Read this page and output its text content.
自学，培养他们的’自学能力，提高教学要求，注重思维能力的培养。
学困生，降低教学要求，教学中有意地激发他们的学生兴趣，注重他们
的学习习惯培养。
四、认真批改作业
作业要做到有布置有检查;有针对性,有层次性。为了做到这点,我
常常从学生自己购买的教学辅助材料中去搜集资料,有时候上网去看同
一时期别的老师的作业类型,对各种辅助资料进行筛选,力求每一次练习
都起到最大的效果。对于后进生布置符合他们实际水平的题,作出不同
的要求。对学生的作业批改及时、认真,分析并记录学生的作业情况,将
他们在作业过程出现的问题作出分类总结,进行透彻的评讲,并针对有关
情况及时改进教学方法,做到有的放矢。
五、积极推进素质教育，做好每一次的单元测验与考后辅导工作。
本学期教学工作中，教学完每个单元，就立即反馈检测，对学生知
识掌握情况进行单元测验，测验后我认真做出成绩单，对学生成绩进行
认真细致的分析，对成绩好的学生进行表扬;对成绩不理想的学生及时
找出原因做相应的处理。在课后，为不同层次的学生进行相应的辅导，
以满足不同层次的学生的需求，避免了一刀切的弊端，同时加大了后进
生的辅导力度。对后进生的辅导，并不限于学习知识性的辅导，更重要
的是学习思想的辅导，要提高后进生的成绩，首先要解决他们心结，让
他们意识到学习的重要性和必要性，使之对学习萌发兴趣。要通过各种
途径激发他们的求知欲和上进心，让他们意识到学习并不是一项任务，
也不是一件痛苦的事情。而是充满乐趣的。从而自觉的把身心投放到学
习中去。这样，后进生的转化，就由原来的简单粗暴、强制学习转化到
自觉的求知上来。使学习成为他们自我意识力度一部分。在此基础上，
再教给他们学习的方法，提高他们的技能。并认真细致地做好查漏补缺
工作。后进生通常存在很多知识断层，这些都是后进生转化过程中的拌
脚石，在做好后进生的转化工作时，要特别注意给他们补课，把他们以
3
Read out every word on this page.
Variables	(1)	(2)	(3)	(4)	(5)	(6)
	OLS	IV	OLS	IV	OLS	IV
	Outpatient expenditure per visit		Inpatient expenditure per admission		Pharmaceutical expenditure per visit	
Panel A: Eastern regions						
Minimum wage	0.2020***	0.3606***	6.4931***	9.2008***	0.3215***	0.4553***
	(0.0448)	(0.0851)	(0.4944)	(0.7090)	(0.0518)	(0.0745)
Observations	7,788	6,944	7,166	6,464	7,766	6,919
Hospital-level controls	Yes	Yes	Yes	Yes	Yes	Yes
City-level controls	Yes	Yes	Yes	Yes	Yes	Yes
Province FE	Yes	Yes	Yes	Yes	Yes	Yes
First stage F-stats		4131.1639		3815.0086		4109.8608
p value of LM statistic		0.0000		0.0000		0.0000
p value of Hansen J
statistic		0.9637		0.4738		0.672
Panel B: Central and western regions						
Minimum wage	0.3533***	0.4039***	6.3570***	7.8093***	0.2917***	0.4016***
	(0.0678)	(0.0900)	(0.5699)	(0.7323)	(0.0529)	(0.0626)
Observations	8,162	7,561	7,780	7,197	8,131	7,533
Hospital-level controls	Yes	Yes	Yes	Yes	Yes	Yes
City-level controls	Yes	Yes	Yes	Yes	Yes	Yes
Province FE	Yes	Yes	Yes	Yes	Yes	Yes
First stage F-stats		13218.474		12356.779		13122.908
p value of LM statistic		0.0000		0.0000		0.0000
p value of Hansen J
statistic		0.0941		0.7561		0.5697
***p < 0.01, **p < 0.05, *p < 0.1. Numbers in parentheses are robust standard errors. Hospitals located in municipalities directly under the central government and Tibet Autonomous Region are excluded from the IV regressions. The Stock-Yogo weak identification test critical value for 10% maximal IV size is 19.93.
....
(What is required) Take the listing above and set it down exactly.

(Full answer)
Read this page and output its text content.
自学，培养他们的’自学能力，提高教学要求，注重思维能力的培养。
学困生，降低教学要求，教学中有意地激发他们的学生兴趣，注重他们
的学习习惯培养。
四、认真批改作业
作业要做到有布置有检查;有针对性,有层次性。为了做到这点,我
常常从学生自己购买的教学辅助材料中去搜集资料,有时候上网去看同
一时期别的老师的作业类型,对各种辅助资料进行筛选,力求每一次练习
都起到最大的效果。对于后进生布置符合他们实际水平的题,作出不同
的要求。对学生的作业批改及时、认真,分析并记录学生的作业情况,将
他们在作业过程出现的问题作出分类总结,进行透彻的评讲,并针对有关
情况及时改进教学方法,做到有的放矢。
五、积极推进素质教育，做好每一次的单元测验与考后辅导工作。
本学期教学工作中，教学完每个单元，就立即反馈检测，对学生知
识掌握情况进行单元测验，测验后我认真做出成绩单，对学生成绩进行
认真细致的分析，对成绩好的学生进行表扬;对成绩不理想的学生及时
找出原因做相应的处理。在课后，为不同层次的学生进行相应的辅导，
以满足不同层次的学生的需求，避免了一刀切的弊端，同时加大了后进
生的辅导力度。对后进生的辅导，并不限于学习知识性的辅导，更重要
的是学习思想的辅导，要提高后进生的成绩，首先要解决他们心结，让
他们意识到学习的重要性和必要性，使之对学习萌发兴趣。要通过各种
途径激发他们的求知欲和上进心，让他们意识到学习并不是一项任务，
也不是一件痛苦的事情。而是充满乐趣的。从而自觉的把身心投放到学
习中去。这样，后进生的转化，就由原来的简单粗暴、强制学习转化到
自觉的求知上来。使学习成为他们自我意识力度一部分。在此基础上，
再教给他们学习的方法，提高他们的技能。并认真细致地做好查漏补缺
工作。后进生通常存在很多知识断层，这些都是后进生转化过程中的拌
脚石，在做好后进生的转化工作时，要特别注意给他们补课，把他们以
3
Read out every word on this page.
Variables	(1)	(2)	(3)	(4)	(5)	(6)
	OLS	IV	OLS	IV	OLS	IV
	Outpatient expenditure per visit		Inpatient expenditure per admission		Pharmaceutical expenditure per visit	
Panel A: Eastern regions						
Minimum wage	0.2020***	0.3606***	6.4931***	9.2008***	0.3215***	0.4553***
	(0.0448)	(0.0851)	(0.4944)	(0.7090)	(0.0518)	(0.0745)
Observations	7,788	6,944	7,166	6,464	7,766	6,919
Hospital-level controls	Yes	Yes	Yes	Yes	Yes	Yes
City-level controls	Yes	Yes	Yes	Yes	Yes	Yes
Province FE	Yes	Yes	Yes	Yes	Yes	Yes
First stage F-stats		4131.1639		3815.0086		4109.8608
p value of LM statistic		0.0000		0.0000		0.0000
p value of Hansen J
statistic		0.9637		0.4738		0.672
Panel B: Central and western regions						
Minimum wage	0.3533***	0.4039***	6.3570***	7.8093***	0.2917***	0.4016***
	(0.0678)	(0.0900)	(0.5699)	(0.7323)	(0.0529)	(0.0626)
Observations	8,162	7,561	7,780	7,197	8,131	7,533
Hospital-level controls	Yes	Yes	Yes	Yes	Yes	Yes
City-level controls	Yes	Yes	Yes	Yes	Yes	Yes
Province FE	Yes	Yes	Yes	Yes	Yes	Yes
First stage F-stats		13218.474		12356.779		13122.908
p value of LM statistic		0.0000		0.0000		0.0000
p value of Hansen J
statistic		0.0941		0.7561		0.5697
***p < 0.01, **p < 0.05, *p < 0.1. Numbers in parentheses are robust standard errors. Hospitals located in municipalities directly under the central government and Tibet Autonomous Region are excluded from the IV regressions. The Stock-Yogo weak identification test critical value for 10% maximal IV size is 19.93.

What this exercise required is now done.